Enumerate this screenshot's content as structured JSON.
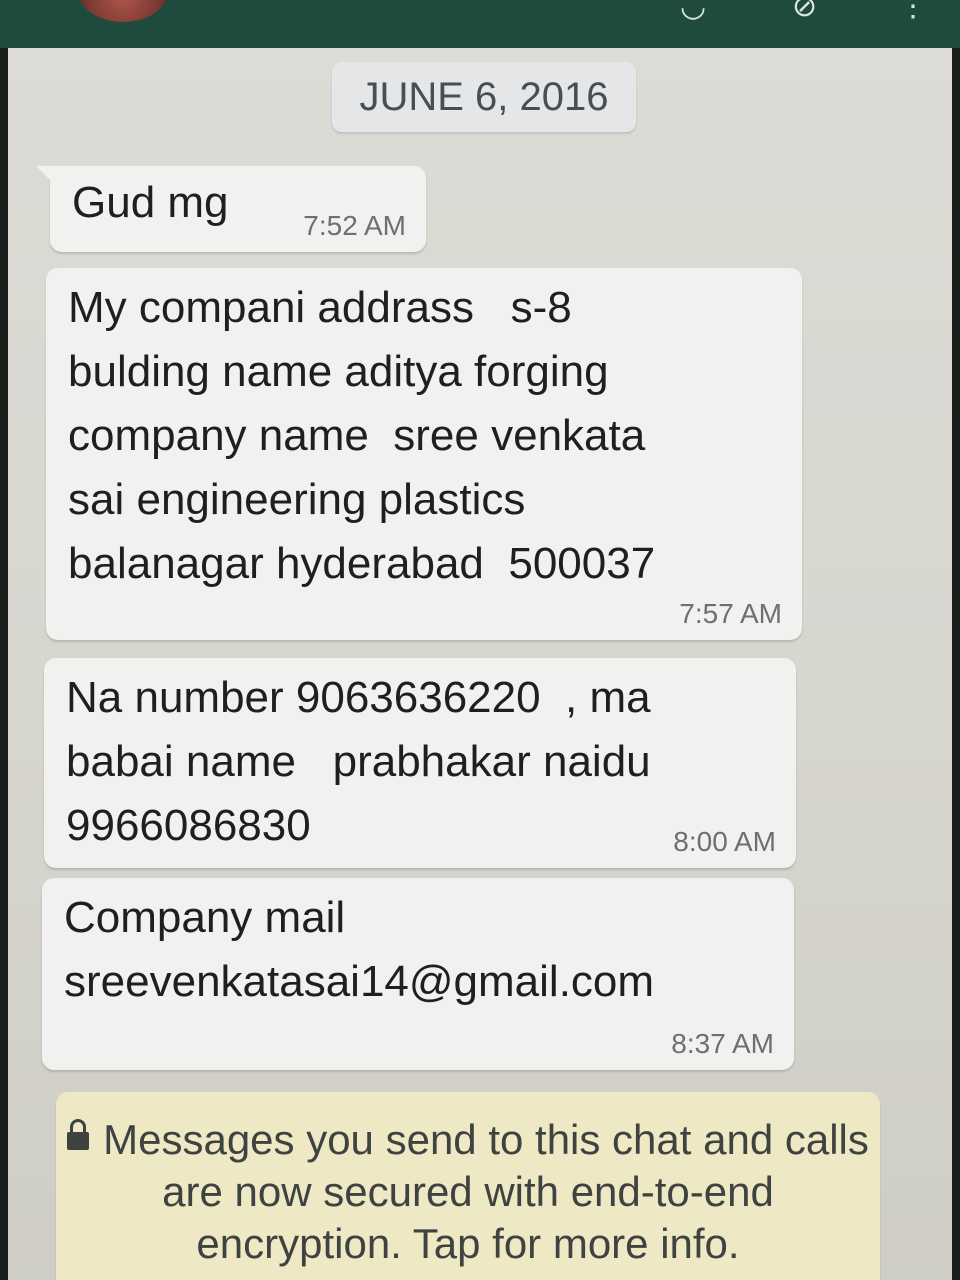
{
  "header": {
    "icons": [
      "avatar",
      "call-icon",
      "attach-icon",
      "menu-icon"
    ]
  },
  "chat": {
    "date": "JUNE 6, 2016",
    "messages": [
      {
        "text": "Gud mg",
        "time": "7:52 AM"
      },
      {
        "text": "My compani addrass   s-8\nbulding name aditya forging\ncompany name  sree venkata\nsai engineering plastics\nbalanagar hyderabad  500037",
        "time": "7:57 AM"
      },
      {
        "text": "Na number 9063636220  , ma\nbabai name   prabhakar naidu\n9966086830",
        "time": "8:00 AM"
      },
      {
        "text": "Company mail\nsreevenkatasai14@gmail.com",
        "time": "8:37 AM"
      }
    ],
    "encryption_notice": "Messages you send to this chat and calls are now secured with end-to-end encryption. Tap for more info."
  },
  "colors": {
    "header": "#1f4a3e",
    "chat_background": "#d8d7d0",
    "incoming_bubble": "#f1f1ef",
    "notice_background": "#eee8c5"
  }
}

## Objective
Omit every picture, then repeat the remaining data exactly as it appears above.

## The solution
Enumerate this screenshot's content as structured JSON.
{
  "header": {
    "icons": [
      "avatar",
      "call-icon",
      "attach-icon",
      "menu-icon"
    ]
  },
  "chat": {
    "date": "JUNE 6, 2016",
    "messages": [
      {
        "text": "Gud mg",
        "time": "7:52 AM"
      },
      {
        "text": "My compani addrass   s-8\nbulding name aditya forging\ncompany name  sree venkata\nsai engineering plastics\nbalanagar hyderabad  500037",
        "time": "7:57 AM"
      },
      {
        "text": "Na number 9063636220  , ma\nbabai name   prabhakar naidu\n9966086830",
        "time": "8:00 AM"
      },
      {
        "text": "Company mail\nsreevenkatasai14@gmail.com",
        "time": "8:37 AM"
      }
    ],
    "encryption_notice": "Messages you send to this chat and calls are now secured with end-to-end encryption. Tap for more info."
  },
  "colors": {
    "header": "#1f4a3e",
    "chat_background": "#d8d7d0",
    "incoming_bubble": "#f1f1ef",
    "notice_background": "#eee8c5"
  }
}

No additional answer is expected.